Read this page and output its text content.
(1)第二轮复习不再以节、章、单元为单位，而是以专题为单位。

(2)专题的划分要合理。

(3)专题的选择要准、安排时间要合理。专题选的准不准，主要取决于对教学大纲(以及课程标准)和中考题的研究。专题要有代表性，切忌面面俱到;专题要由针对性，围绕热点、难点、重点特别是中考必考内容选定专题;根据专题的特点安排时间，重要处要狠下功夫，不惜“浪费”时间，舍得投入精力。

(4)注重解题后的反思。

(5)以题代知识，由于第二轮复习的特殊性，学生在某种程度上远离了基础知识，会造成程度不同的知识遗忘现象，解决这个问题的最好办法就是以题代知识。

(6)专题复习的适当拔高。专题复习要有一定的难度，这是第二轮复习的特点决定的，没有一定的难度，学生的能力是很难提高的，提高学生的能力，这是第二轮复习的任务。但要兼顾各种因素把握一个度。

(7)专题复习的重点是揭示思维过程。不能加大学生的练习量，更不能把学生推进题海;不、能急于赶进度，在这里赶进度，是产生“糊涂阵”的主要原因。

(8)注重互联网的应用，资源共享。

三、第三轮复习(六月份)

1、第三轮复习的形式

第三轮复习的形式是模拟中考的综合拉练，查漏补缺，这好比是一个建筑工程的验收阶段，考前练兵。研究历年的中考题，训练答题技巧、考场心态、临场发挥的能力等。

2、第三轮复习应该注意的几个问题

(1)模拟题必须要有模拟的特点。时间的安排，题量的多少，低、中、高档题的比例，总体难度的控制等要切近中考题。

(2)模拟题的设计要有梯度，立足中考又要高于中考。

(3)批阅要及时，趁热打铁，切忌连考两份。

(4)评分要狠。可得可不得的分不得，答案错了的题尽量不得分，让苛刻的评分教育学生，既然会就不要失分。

| Task statement |
Using the data above, output each line exactly.

| Worked answer |
Read this page and output its text content.
(1)第二轮复习不再以节、章、单元为单位，而是以专题为单位。

(2)专题的划分要合理。

(3)专题的选择要准、安排时间要合理。专题选的准不准，主要取决于对教学大纲(以及课程标准)和中考题的研究。专题要有代表性，切忌面面俱到;专题要由针对性，围绕热点、难点、重点特别是中考必考内容选定专题;根据专题的特点安排时间，重要处要狠下功夫，不惜“浪费”时间，舍得投入精力。

(4)注重解题后的反思。

(5)以题代知识，由于第二轮复习的特殊性，学生在某种程度上远离了基础知识，会造成程度不同的知识遗忘现象，解决这个问题的最好办法就是以题代知识。

(6)专题复习的适当拔高。专题复习要有一定的难度，这是第二轮复习的特点决定的，没有一定的难度，学生的能力是很难提高的，提高学生的能力，这是第二轮复习的任务。但要兼顾各种因素把握一个度。

(7)专题复习的重点是揭示思维过程。不能加大学生的练习量，更不能把学生推进题海;不、能急于赶进度，在这里赶进度，是产生“糊涂阵”的主要原因。

(8)注重互联网的应用，资源共享。

三、第三轮复习(六月份)

1、第三轮复习的形式

第三轮复习的形式是模拟中考的综合拉练，查漏补缺，这好比是一个建筑工程的验收阶段，考前练兵。研究历年的中考题，训练答题技巧、考场心态、临场发挥的能力等。

2、第三轮复习应该注意的几个问题

(1)模拟题必须要有模拟的特点。时间的安排，题量的多少，低、中、高档题的比例，总体难度的控制等要切近中考题。

(2)模拟题的设计要有梯度，立足中考又要高于中考。

(3)批阅要及时，趁热打铁，切忌连考两份。

(4)评分要狠。可得可不得的分不得，答案错了的题尽量不得分，让苛刻的评分教育学生，既然会就不要失分。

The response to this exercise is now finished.